## begin Source data

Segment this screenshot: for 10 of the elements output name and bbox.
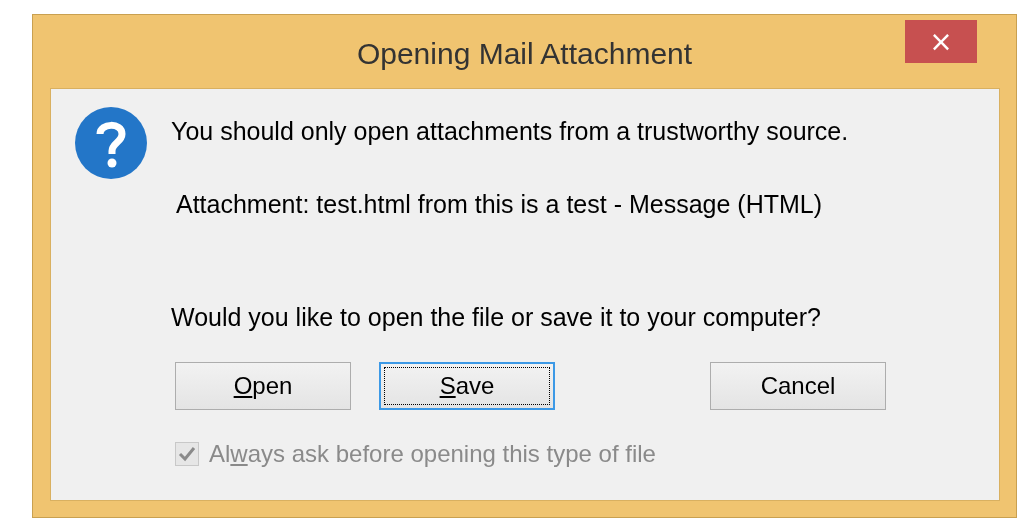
question-icon bbox=[75, 107, 147, 179]
open-button[interactable]: Open bbox=[175, 362, 351, 410]
window-title: Opening Mail Attachment bbox=[356, 36, 693, 71]
checkbox-label: Always ask before opening this type of file bbox=[209, 440, 656, 468]
save-button[interactable]: Save bbox=[379, 362, 555, 410]
cancel-button[interactable]: Cancel bbox=[710, 362, 886, 410]
close-button[interactable]: × bbox=[905, 20, 977, 63]
attachment-text: Attachment: test.html from this is a test - Message (HTML) bbox=[176, 190, 823, 219]
question-text: Would you like to open the file or save it to your computer? bbox=[171, 303, 822, 332]
warning-text: You should only open attachments from a trustworthy source. bbox=[171, 117, 849, 146]
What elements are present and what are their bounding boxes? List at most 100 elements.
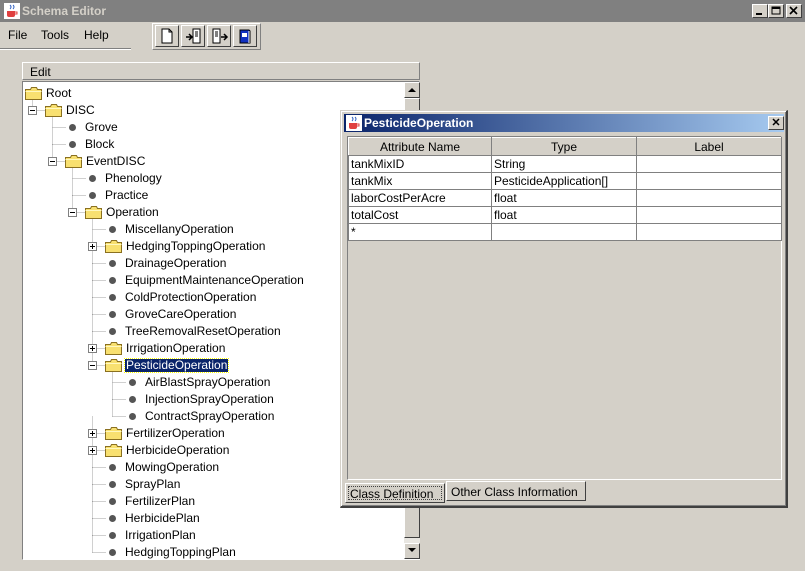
tree-node-label[interactable]: HedgingToppingOperation	[125, 240, 266, 253]
tree-node-label[interactable]: TreeRemovalResetOperation	[124, 325, 282, 338]
tree-folder-node[interactable]: Root	[23, 85, 403, 102]
table-cell[interactable]	[636, 172, 782, 190]
column-header-label[interactable]: Label	[636, 137, 782, 156]
tree-node-label[interactable]: SprayPlan	[124, 478, 181, 491]
table-cell[interactable]: tankMixID	[348, 155, 492, 173]
close-button[interactable]	[786, 4, 802, 18]
table-cell[interactable]: PesticideApplication[]	[491, 172, 637, 190]
table-cell[interactable]: float	[491, 206, 637, 224]
tree-leaf-node[interactable]: HerbicidePlan	[23, 510, 403, 527]
tree-node-label[interactable]: DISC	[65, 104, 96, 117]
window-title: Schema Editor	[22, 4, 107, 18]
expand-icon[interactable]	[88, 242, 97, 251]
tree-node-label[interactable]: ColdProtectionOperation	[124, 291, 257, 304]
tree-node-label[interactable]: IrrigationPlan	[124, 529, 197, 542]
expand-icon[interactable]	[88, 344, 97, 353]
tree-node-label[interactable]: MowingOperation	[124, 461, 220, 474]
tree-leaf-node[interactable]: HedgingToppingPlan	[23, 544, 403, 559]
table-cell[interactable]: *	[348, 223, 492, 241]
table-cell[interactable]	[636, 189, 782, 207]
tree-node-label[interactable]: EquipmentMaintenanceOperation	[124, 274, 305, 287]
expand-icon[interactable]	[88, 446, 97, 455]
tree-node-label[interactable]: GroveCareOperation	[124, 308, 237, 321]
table-cell[interactable]	[636, 155, 782, 173]
collapse-icon[interactable]	[28, 106, 37, 115]
column-header-attribute-name[interactable]: Attribute Name	[348, 137, 492, 156]
leaf-node-icon	[109, 532, 116, 539]
table-cell[interactable]	[636, 206, 782, 224]
collapse-icon[interactable]	[68, 208, 77, 217]
tab-class-definition[interactable]: Class Definition	[345, 483, 445, 503]
menu-help[interactable]: Help	[84, 28, 109, 42]
tree-node-label[interactable]: AirBlastSprayOperation	[144, 376, 271, 389]
collapse-icon[interactable]	[48, 157, 57, 166]
tree-node-label[interactable]: Block	[84, 138, 115, 151]
export-icon	[212, 28, 229, 44]
import-button[interactable]	[181, 25, 205, 47]
column-header-type[interactable]: Type	[491, 137, 637, 156]
folder-icon	[105, 342, 122, 355]
folder-icon	[105, 427, 122, 440]
export-button[interactable]	[207, 25, 231, 47]
scroll-down-button[interactable]	[404, 543, 420, 559]
leaf-node-icon	[109, 515, 116, 522]
tree-node-label[interactable]: Grove	[84, 121, 119, 134]
arrow-down-icon	[408, 548, 416, 552]
expand-icon[interactable]	[88, 429, 97, 438]
tree-node-label[interactable]: MiscellanyOperation	[124, 223, 235, 236]
table-cell[interactable]: laborCostPerAcre	[348, 189, 492, 207]
tree-node-label[interactable]: IrrigationOperation	[125, 342, 226, 355]
leaf-node-icon	[109, 294, 116, 301]
menu-tools[interactable]: Tools	[41, 28, 69, 42]
menu-bar: File Tools Help	[0, 26, 140, 46]
maximize-button[interactable]	[768, 4, 784, 18]
new-button[interactable]	[155, 25, 179, 47]
tree-node-label[interactable]: HerbicideOperation	[125, 444, 230, 457]
scroll-up-button[interactable]	[404, 82, 420, 98]
attribute-table-area[interactable]: Attribute Name Type Label tankMixID Strin…	[347, 136, 782, 480]
table-cell[interactable]: String	[491, 155, 637, 173]
tree-node-label[interactable]: EventDISC	[85, 155, 146, 168]
tree-node-label[interactable]: Phenology	[104, 172, 163, 185]
tree-node-label[interactable]: DrainageOperation	[124, 257, 227, 270]
leaf-node-icon	[109, 328, 116, 335]
leaf-node-icon	[69, 141, 76, 148]
tree-node-label[interactable]: HerbicidePlan	[124, 512, 201, 525]
close-icon	[789, 6, 798, 15]
table-cell[interactable]: totalCost	[348, 206, 492, 224]
table-row[interactable]: tankMixID String	[348, 155, 782, 173]
table-header-row: Attribute Name Type Label	[348, 137, 782, 156]
leaf-node-icon	[129, 396, 136, 403]
arrow-up-icon	[408, 88, 416, 92]
tree-node-label[interactable]: InjectionSprayOperation	[144, 393, 275, 406]
table-row[interactable]: totalCost float	[348, 206, 782, 224]
class-editor-title-bar[interactable]: PesticideOperation	[344, 114, 784, 132]
tree-node-label[interactable]: FertilizerPlan	[124, 495, 196, 508]
tree-node-label[interactable]: HedgingToppingPlan	[124, 546, 237, 559]
minimize-button[interactable]	[752, 4, 768, 18]
menu-file[interactable]: File	[8, 28, 27, 42]
tab-other-class-information[interactable]: Other Class Information	[446, 481, 586, 501]
table-row[interactable]: laborCostPerAcre float	[348, 189, 782, 207]
window-title-bar[interactable]: Schema Editor	[0, 0, 805, 22]
edit-panel-header: Edit	[22, 62, 420, 80]
java-cup-icon	[4, 3, 20, 19]
collapse-icon[interactable]	[88, 361, 97, 370]
tree-node-label[interactable]: Operation	[105, 206, 160, 219]
folder-icon	[45, 104, 62, 117]
leaf-node-icon	[109, 311, 116, 318]
tree-node-label[interactable]: Practice	[104, 189, 149, 202]
table-row[interactable]: *	[348, 223, 782, 241]
tree-node-label[interactable]: Root	[45, 87, 72, 100]
table-cell[interactable]	[636, 223, 782, 241]
help-book-button[interactable]	[233, 25, 257, 47]
frame-close-button[interactable]	[768, 116, 784, 130]
table-cell[interactable]: float	[491, 189, 637, 207]
tree-node-label[interactable]: FertilizerOperation	[125, 427, 226, 440]
tree-leaf-node[interactable]: IrrigationPlan	[23, 527, 403, 544]
tree-node-label[interactable]: PesticideOperation	[123, 358, 230, 373]
tree-node-label[interactable]: ContractSprayOperation	[144, 410, 275, 423]
table-cell[interactable]: tankMix	[348, 172, 492, 190]
table-row[interactable]: tankMix PesticideApplication[]	[348, 172, 782, 190]
table-cell[interactable]	[491, 223, 637, 241]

## end Source data

▸ **Objective**
Reproduce the listing with every "tree-node-label" replaced by "tree-item-label" and everything else left as it is. Leave the pictures out.

▸ **Finished task**
Segment this screenshot: for 10 of the elements output name and bbox.
question-icon bbox=[75, 107, 147, 179]
open-button[interactable]: Open bbox=[175, 362, 351, 410]
window-title: Opening Mail Attachment bbox=[356, 36, 693, 71]
checkbox-label: Always ask before opening this type of file bbox=[209, 440, 656, 468]
save-button[interactable]: Save bbox=[379, 362, 555, 410]
cancel-button[interactable]: Cancel bbox=[710, 362, 886, 410]
close-button[interactable]: × bbox=[905, 20, 977, 63]
attachment-text: Attachment: test.html from this is a test - Message (HTML) bbox=[176, 190, 823, 219]
question-text: Would you like to open the file or save it to your computer? bbox=[171, 303, 822, 332]
warning-text: You should only open attachments from a trustworthy source. bbox=[171, 117, 849, 146]
What elements are present and what are their bounding boxes? List at most 100 elements.
tree-item-label[interactable]: HedgingToppingOperation	[125, 240, 266, 253]
tree-item-label[interactable]: TreeRemovalResetOperation	[124, 325, 282, 338]
tree-folder-node[interactable]: Root	[23, 85, 403, 102]
table-cell[interactable]	[636, 172, 782, 190]
column-header-label[interactable]: Label	[636, 137, 782, 156]
tree-item-label[interactable]: SprayPlan	[124, 478, 181, 491]
table-cell[interactable]: tankMixID	[348, 155, 492, 173]
close-button[interactable]	[786, 4, 802, 18]
table-cell[interactable]: PesticideApplication[]	[491, 172, 637, 190]
table-cell[interactable]: float	[491, 206, 637, 224]
tree-leaf-node[interactable]: HerbicidePlan	[23, 510, 403, 527]
tree-item-label[interactable]: DISC	[65, 104, 96, 117]
window-title: Schema Editor	[22, 4, 107, 18]
expand-icon[interactable]	[88, 242, 97, 251]
tree-item-label[interactable]: ColdProtectionOperation	[124, 291, 257, 304]
tree-item-label[interactable]: IrrigationPlan	[124, 529, 197, 542]
expand-icon[interactable]	[88, 344, 97, 353]
tree-item-label[interactable]: MowingOperation	[124, 461, 220, 474]
tree-leaf-node[interactable]: HedgingToppingPlan	[23, 544, 403, 559]
table-cell[interactable]: *	[348, 223, 492, 241]
table-cell[interactable]	[636, 189, 782, 207]
tree-item-label[interactable]: EquipmentMaintenanceOperation	[124, 274, 305, 287]
expand-icon[interactable]	[88, 446, 97, 455]
tree-item-label[interactable]: GroveCareOperation	[124, 308, 237, 321]
table-cell[interactable]	[636, 155, 782, 173]
collapse-icon[interactable]	[28, 106, 37, 115]
column-header-attribute-name[interactable]: Attribute Name	[348, 137, 492, 156]
leaf-node-icon	[109, 532, 116, 539]
table-cell[interactable]	[636, 206, 782, 224]
collapse-icon[interactable]	[68, 208, 77, 217]
tab-class-definition[interactable]: Class Definition	[345, 483, 445, 503]
menu-help[interactable]: Help	[84, 28, 109, 42]
tree-item-label[interactable]: AirBlastSprayOperation	[144, 376, 271, 389]
collapse-icon[interactable]	[48, 157, 57, 166]
tree-item-label[interactable]: Block	[84, 138, 115, 151]
export-icon	[212, 28, 229, 44]
import-button[interactable]	[181, 25, 205, 47]
column-header-type[interactable]: Type	[491, 137, 637, 156]
folder-icon	[105, 342, 122, 355]
folder-icon	[105, 427, 122, 440]
export-button[interactable]	[207, 25, 231, 47]
scroll-down-button[interactable]	[404, 543, 420, 559]
leaf-node-icon	[109, 515, 116, 522]
tree-item-label[interactable]: Grove	[84, 121, 119, 134]
arrow-down-icon	[408, 548, 416, 552]
expand-icon[interactable]	[88, 429, 97, 438]
tree-item-label[interactable]: MiscellanyOperation	[124, 223, 235, 236]
table-cell[interactable]: laborCostPerAcre	[348, 189, 492, 207]
tree-item-label[interactable]: IrrigationOperation	[125, 342, 226, 355]
leaf-node-icon	[109, 294, 116, 301]
menu-tools[interactable]: Tools	[41, 28, 69, 42]
menu-bar: File Tools Help	[0, 26, 140, 46]
maximize-button[interactable]	[768, 4, 784, 18]
new-button[interactable]	[155, 25, 179, 47]
tree-item-label[interactable]: HerbicideOperation	[125, 444, 230, 457]
scroll-up-button[interactable]	[404, 82, 420, 98]
attribute-table-area[interactable]: Attribute Name Type Label tankMixID Strin…	[347, 136, 782, 480]
table-cell[interactable]: String	[491, 155, 637, 173]
tree-item-label[interactable]: EventDISC	[85, 155, 146, 168]
tree-item-label[interactable]: Phenology	[104, 172, 163, 185]
tree-item-label[interactable]: DrainageOperation	[124, 257, 227, 270]
leaf-node-icon	[109, 328, 116, 335]
leaf-node-icon	[69, 141, 76, 148]
tree-item-label[interactable]: HerbicidePlan	[124, 512, 201, 525]
close-icon	[789, 6, 798, 15]
table-cell[interactable]: totalCost	[348, 206, 492, 224]
table-row[interactable]: tankMixID String	[348, 155, 782, 173]
table-header-row: Attribute Name Type Label	[348, 137, 782, 156]
leaf-node-icon	[129, 396, 136, 403]
arrow-up-icon	[408, 88, 416, 92]
tree-item-label[interactable]: InjectionSprayOperation	[144, 393, 275, 406]
table-row[interactable]: totalCost float	[348, 206, 782, 224]
class-editor-title-bar[interactable]: PesticideOperation	[344, 114, 784, 132]
tree-item-label[interactable]: FertilizerPlan	[124, 495, 196, 508]
tree-item-label[interactable]: HedgingToppingPlan	[124, 546, 237, 559]
minimize-button[interactable]	[752, 4, 768, 18]
menu-file[interactable]: File	[8, 28, 27, 42]
tab-other-class-information[interactable]: Other Class Information	[446, 481, 586, 501]
table-row[interactable]: laborCostPerAcre float	[348, 189, 782, 207]
window-title-bar[interactable]: Schema Editor	[0, 0, 805, 22]
edit-panel-header: Edit	[22, 62, 420, 80]
java-cup-icon	[4, 3, 20, 19]
collapse-icon[interactable]	[88, 361, 97, 370]
tree-item-label[interactable]: Operation	[105, 206, 160, 219]
folder-icon	[45, 104, 62, 117]
leaf-node-icon	[109, 311, 116, 318]
tree-item-label[interactable]: Practice	[104, 189, 149, 202]
table-row[interactable]: *	[348, 223, 782, 241]
tree-item-label[interactable]: Root	[45, 87, 72, 100]
table-cell[interactable]	[636, 223, 782, 241]
help-book-button[interactable]	[233, 25, 257, 47]
frame-close-button[interactable]	[768, 116, 784, 130]
table-cell[interactable]: float	[491, 189, 637, 207]
tree-item-label[interactable]: FertilizerOperation	[125, 427, 226, 440]
tree-leaf-node[interactable]: IrrigationPlan	[23, 527, 403, 544]
tree-item-label[interactable]: PesticideOperation	[123, 358, 230, 373]
tree-item-label[interactable]: ContractSprayOperation	[144, 410, 275, 423]
table-cell[interactable]: tankMix	[348, 172, 492, 190]
table-row[interactable]: tankMix PesticideApplication[]	[348, 172, 782, 190]
table-cell[interactable]	[491, 223, 637, 241]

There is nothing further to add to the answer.